Exercise requirements: Pictures aside, quote the whole listing exactly.

Start Dataset records

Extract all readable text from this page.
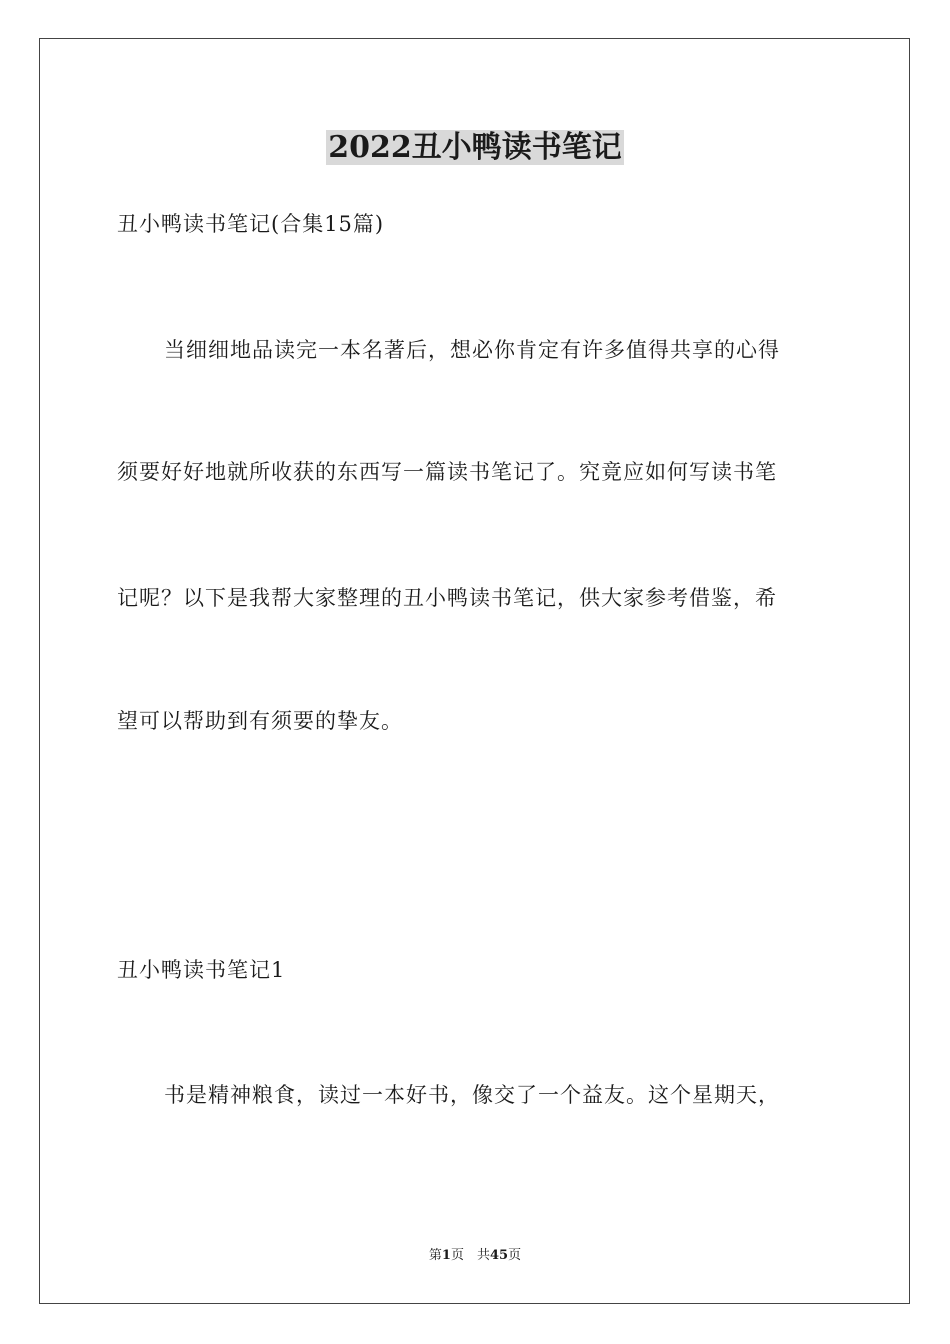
2022丑小鸭读书笔记
丑小鸭读书笔记(合集15篇)
当细细地品读完一本名著后，想必你肯定有许多值得共享的心得
须要好好地就所收获的东西写一篇读书笔记了。究竟应如何写读书笔
记呢？以下是我帮大家整理的丑小鸭读书笔记，供大家参考借鉴，希
望可以帮助到有须要的挚友。
丑小鸭读书笔记1
书是精神粮食，读过一本好书，像交了一个益友。这个星期天，
第1页　共45页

End Dataset records

Correct result:
Extract all readable text from this page.
2022丑小鸭读书笔记
丑小鸭读书笔记(合集15篇)
当细细地品读完一本名著后，想必你肯定有许多值得共享的心得
须要好好地就所收获的东西写一篇读书笔记了。究竟应如何写读书笔
记呢？以下是我帮大家整理的丑小鸭读书笔记，供大家参考借鉴，希
望可以帮助到有须要的挚友。
丑小鸭读书笔记1
书是精神粮食，读过一本好书，像交了一个益友。这个星期天，
第1页　共45页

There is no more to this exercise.